◆ **Exercise brief**
Copy the records below line for line, unchanged, and leave the pictures out of your copy.

— START Data for this exercise —

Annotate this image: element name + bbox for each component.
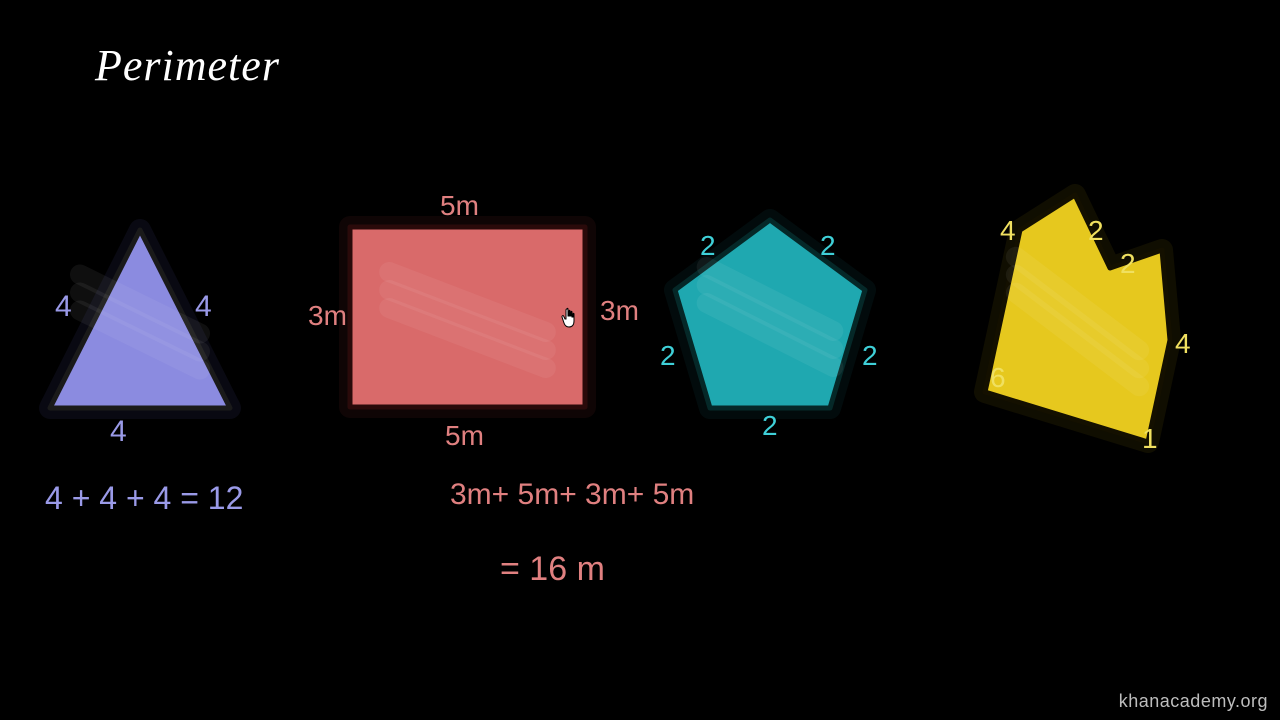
triangle-calc: 4 + 4 + 4 = 12 (45, 480, 243, 517)
rect-calc-line1: 3m+ 5m+ 3m+ 5m (450, 478, 694, 512)
irr-side-2: 2 (1088, 215, 1104, 247)
rect-side-right: 3m (600, 295, 639, 327)
watermark: khanacademy.org (1119, 691, 1268, 712)
triangle-side-a: 4 (55, 290, 72, 324)
rect-calc-line2: = 16 m (500, 550, 605, 589)
pentagon-shape (650, 195, 890, 433)
rectangle-shape (325, 202, 610, 432)
irr-side-3: 2 (1120, 248, 1136, 280)
pent-side-2: 2 (820, 230, 836, 262)
triangle-side-b: 4 (195, 290, 212, 324)
triangle-side-c: 4 (110, 415, 127, 449)
pent-side-5: 2 (660, 340, 676, 372)
irr-side-1: 4 (1000, 215, 1016, 247)
irr-side-6: 6 (990, 362, 1006, 394)
rect-side-bottom: 5m (445, 420, 484, 452)
irr-side-4: 4 (1175, 328, 1191, 360)
rect-side-left: 3m (308, 300, 347, 332)
irr-side-5: 1 (1142, 423, 1158, 455)
rect-side-top: 5m (440, 190, 479, 222)
pent-side-1: 2 (700, 230, 716, 262)
page-title: Perimeter (95, 40, 280, 91)
pent-side-3: 2 (862, 340, 878, 372)
irregular-shape (960, 170, 1195, 467)
pent-side-4: 2 (762, 410, 778, 442)
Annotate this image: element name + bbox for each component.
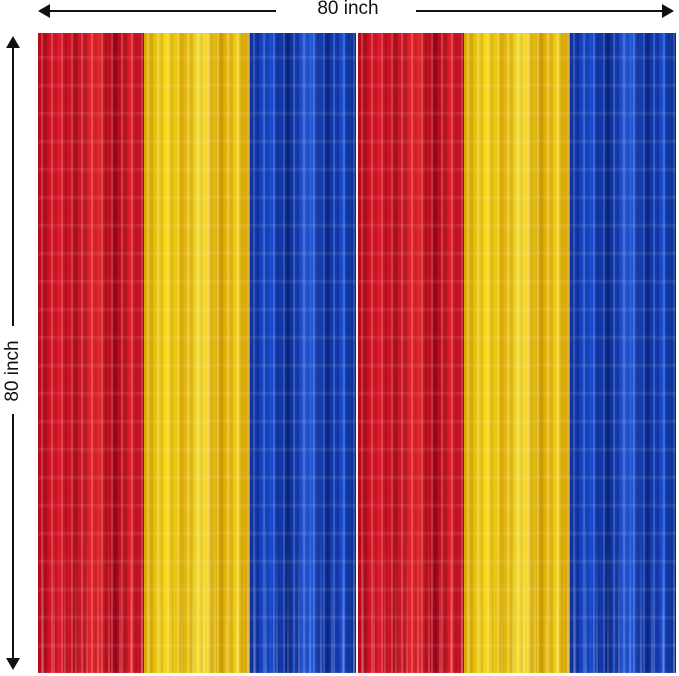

— END Data for this exercise —

◆ **Task answer**
Annotate this image: element name + bbox for each component.
triangle-calc: 4 + 4 + 4 = 12 (45, 480, 243, 517)
rect-calc-line1: 3m+ 5m+ 3m+ 5m (450, 478, 694, 512)
irr-side-2: 2 (1088, 215, 1104, 247)
rect-side-right: 3m (600, 295, 639, 327)
watermark: khanacademy.org (1119, 691, 1268, 712)
triangle-side-a: 4 (55, 290, 72, 324)
rect-calc-line2: = 16 m (500, 550, 605, 589)
pentagon-shape (650, 195, 890, 433)
rectangle-shape (325, 202, 610, 432)
irr-side-3: 2 (1120, 248, 1136, 280)
pent-side-2: 2 (820, 230, 836, 262)
triangle-side-b: 4 (195, 290, 212, 324)
triangle-side-c: 4 (110, 415, 127, 449)
pent-side-5: 2 (660, 340, 676, 372)
irr-side-1: 4 (1000, 215, 1016, 247)
irr-side-6: 6 (990, 362, 1006, 394)
rect-side-bottom: 5m (445, 420, 484, 452)
irr-side-4: 4 (1175, 328, 1191, 360)
rect-side-left: 3m (308, 300, 347, 332)
irr-side-5: 1 (1142, 423, 1158, 455)
rect-side-top: 5m (440, 190, 479, 222)
pent-side-1: 2 (700, 230, 716, 262)
page-title: Perimeter (95, 40, 280, 91)
pent-side-3: 2 (862, 340, 878, 372)
irregular-shape (960, 170, 1195, 467)
pent-side-4: 2 (762, 410, 778, 442)
Annotate this image: element name + bbox for each component.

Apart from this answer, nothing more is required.